◆ Aim of the exercise: Only lines with the word "fundamental" are needed; collect each of them from the listing below.

* * * * *

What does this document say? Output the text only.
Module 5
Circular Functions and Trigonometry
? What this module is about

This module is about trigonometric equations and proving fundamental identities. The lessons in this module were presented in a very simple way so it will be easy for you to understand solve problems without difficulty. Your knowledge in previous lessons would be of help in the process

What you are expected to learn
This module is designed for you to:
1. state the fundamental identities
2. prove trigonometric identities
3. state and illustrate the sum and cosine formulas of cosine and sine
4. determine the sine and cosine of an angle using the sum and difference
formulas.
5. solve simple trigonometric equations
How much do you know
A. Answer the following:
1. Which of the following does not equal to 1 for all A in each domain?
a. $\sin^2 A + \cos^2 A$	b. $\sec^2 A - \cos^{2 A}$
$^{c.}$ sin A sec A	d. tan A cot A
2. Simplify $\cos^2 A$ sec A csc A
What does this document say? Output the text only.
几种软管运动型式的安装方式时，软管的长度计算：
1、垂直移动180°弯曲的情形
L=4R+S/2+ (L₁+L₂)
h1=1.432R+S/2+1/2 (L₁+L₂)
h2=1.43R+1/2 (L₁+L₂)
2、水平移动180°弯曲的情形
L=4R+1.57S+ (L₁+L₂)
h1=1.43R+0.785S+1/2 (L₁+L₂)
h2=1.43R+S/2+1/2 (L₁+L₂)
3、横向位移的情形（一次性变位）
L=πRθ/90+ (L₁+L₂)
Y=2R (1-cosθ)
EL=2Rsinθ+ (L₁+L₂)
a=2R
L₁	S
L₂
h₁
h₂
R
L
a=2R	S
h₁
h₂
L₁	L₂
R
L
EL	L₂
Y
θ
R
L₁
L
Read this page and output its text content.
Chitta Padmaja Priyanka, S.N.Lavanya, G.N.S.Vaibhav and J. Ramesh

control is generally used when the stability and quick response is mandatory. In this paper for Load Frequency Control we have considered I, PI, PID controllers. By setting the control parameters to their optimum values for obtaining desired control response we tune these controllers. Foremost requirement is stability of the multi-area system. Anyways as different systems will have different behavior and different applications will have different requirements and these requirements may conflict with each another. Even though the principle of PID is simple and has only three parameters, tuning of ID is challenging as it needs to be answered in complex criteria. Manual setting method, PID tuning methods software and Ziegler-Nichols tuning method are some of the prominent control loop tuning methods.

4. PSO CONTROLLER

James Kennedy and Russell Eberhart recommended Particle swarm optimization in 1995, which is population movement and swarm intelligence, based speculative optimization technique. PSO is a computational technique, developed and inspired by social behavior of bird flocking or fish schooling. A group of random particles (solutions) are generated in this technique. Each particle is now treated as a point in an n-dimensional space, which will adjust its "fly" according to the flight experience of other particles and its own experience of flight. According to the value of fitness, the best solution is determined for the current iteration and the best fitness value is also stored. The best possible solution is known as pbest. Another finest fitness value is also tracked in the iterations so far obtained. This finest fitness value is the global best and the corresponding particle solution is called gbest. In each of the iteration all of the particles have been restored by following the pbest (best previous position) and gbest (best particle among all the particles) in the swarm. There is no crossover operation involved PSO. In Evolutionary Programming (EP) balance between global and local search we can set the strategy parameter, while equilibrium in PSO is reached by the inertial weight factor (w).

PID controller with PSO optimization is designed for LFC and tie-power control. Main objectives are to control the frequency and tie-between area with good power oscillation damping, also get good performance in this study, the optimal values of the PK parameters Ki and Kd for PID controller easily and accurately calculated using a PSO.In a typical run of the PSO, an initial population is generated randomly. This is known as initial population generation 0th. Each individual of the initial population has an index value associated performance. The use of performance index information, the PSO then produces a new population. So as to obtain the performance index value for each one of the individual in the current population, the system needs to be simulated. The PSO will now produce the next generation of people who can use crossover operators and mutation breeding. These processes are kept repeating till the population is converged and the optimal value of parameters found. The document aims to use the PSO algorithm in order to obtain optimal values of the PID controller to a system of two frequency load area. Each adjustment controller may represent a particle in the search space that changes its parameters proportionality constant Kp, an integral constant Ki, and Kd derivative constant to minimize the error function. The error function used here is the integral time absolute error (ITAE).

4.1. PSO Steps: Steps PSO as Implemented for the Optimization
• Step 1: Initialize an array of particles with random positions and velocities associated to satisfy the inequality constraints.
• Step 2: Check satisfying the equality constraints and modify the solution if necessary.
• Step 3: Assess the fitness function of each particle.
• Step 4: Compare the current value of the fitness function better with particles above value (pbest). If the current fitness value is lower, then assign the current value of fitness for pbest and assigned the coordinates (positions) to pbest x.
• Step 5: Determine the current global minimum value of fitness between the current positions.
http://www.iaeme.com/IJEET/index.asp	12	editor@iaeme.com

* * * * *

◆ Problem solution:
This module is about trigonometric equations and proving fundamental identities. The lessons in this module were presented in a very simple way so it will be easy for you to understand solve problems without difficulty. Your knowledge in previous lessons would be of help in the process
1. state the fundamental identities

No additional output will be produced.